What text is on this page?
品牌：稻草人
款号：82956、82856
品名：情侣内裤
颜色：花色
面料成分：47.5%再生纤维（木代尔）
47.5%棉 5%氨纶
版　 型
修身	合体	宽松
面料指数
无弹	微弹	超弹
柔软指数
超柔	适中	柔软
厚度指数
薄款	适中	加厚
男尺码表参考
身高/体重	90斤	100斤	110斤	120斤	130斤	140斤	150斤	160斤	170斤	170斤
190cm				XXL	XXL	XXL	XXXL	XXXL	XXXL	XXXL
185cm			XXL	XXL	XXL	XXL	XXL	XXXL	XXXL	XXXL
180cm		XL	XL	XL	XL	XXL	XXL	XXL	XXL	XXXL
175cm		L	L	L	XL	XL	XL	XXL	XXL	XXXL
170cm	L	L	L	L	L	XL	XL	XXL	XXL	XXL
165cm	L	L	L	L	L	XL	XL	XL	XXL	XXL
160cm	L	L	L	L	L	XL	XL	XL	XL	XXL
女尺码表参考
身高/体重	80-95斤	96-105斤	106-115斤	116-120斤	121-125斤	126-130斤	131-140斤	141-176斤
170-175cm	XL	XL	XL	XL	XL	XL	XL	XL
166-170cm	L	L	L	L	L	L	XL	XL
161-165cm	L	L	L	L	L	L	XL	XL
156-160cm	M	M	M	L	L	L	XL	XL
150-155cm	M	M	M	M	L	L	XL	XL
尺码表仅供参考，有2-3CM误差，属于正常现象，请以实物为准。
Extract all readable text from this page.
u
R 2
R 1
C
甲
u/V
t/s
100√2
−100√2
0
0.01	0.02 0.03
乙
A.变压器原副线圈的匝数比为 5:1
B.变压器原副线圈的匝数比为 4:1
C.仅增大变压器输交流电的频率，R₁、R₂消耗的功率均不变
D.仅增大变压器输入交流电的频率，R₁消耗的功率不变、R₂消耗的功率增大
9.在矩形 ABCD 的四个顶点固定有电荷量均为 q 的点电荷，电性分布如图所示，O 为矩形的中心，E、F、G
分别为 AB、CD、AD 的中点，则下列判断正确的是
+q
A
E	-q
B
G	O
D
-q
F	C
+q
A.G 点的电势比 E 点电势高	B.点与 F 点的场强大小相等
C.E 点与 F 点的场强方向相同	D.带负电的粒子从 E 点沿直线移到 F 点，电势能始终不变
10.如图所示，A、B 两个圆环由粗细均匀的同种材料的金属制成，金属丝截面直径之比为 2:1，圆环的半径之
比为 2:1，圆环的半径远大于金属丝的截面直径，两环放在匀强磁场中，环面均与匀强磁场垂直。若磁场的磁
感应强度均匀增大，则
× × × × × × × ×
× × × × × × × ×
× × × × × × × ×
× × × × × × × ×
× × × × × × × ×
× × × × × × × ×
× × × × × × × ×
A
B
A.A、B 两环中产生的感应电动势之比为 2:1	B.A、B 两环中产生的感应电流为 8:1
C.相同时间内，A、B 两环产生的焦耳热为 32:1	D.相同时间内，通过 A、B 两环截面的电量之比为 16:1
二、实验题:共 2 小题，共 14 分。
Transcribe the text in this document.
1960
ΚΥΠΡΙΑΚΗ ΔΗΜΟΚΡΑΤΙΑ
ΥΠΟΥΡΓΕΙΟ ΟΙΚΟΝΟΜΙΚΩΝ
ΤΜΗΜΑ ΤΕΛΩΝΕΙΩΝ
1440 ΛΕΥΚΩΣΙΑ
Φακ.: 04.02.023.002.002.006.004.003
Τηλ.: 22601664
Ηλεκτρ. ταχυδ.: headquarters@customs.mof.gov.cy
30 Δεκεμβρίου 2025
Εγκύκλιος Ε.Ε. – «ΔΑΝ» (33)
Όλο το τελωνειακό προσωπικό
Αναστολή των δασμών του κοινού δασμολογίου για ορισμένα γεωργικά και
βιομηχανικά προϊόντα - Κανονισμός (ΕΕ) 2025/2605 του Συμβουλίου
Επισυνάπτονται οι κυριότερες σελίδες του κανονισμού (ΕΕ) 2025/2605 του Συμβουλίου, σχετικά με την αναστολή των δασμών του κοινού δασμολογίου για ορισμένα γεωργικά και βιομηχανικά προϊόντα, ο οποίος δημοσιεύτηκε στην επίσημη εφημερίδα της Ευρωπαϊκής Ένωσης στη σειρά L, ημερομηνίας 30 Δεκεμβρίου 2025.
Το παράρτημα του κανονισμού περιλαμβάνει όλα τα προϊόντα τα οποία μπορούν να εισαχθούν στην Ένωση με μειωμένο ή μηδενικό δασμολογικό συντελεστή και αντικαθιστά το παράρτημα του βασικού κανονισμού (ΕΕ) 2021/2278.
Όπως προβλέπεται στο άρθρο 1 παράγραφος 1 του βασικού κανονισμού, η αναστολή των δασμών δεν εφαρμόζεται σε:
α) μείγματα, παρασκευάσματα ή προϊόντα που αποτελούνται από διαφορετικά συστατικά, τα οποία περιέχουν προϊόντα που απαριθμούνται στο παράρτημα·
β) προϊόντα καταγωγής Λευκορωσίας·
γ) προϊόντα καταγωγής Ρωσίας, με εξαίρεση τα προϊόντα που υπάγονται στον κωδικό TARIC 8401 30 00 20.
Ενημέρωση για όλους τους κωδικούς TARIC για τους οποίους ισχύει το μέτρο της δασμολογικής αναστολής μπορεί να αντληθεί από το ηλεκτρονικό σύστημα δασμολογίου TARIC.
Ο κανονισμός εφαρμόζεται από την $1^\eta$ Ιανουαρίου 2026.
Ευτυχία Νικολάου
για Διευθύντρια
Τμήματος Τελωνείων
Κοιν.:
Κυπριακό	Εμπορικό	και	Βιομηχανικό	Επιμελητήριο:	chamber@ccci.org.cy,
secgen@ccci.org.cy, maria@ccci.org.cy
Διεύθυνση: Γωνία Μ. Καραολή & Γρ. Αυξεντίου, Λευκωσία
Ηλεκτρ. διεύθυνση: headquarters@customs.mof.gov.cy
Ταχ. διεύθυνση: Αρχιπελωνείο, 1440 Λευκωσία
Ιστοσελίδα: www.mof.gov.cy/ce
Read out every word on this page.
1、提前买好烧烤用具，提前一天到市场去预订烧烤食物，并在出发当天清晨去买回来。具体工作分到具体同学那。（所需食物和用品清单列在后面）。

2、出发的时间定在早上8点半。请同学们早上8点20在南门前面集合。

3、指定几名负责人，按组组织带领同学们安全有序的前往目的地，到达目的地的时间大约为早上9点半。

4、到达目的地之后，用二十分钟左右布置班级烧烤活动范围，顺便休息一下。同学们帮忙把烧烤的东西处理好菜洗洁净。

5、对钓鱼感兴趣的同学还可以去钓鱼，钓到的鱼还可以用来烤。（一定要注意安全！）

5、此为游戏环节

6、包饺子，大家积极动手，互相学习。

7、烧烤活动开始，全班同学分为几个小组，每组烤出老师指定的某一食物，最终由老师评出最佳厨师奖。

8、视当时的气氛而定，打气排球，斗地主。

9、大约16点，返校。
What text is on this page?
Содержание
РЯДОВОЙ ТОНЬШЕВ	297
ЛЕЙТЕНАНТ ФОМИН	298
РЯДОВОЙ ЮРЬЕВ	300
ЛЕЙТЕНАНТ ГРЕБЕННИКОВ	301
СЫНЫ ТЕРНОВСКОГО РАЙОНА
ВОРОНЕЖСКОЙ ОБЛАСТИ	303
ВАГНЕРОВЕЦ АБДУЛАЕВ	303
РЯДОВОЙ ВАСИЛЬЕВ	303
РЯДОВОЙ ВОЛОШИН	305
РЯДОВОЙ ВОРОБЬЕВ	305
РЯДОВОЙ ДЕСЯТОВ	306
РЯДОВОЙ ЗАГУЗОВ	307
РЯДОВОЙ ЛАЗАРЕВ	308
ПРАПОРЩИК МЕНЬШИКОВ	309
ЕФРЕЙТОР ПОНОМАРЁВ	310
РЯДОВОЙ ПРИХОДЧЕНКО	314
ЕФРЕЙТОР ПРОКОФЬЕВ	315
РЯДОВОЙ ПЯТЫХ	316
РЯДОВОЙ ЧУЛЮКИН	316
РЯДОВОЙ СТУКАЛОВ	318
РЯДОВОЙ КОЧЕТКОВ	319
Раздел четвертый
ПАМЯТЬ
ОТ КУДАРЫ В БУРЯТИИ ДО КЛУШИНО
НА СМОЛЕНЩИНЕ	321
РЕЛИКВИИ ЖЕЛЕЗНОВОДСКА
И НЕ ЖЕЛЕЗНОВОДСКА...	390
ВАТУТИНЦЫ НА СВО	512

Challenge: Copy out every line in the entries above that holds "XXXL".

Solution to the exercise:
190cm				XXL	XXL	XXL	XXXL	XXXL	XXXL	XXXL
185cm			XXL	XXL	XXL	XXL	XXL	XXXL	XXXL	XXXL
180cm		XL	XL	XL	XL	XXL	XXL	XXL	XXL	XXXL
175cm		L	L	L	XL	XL	XL	XXL	XXL	XXXL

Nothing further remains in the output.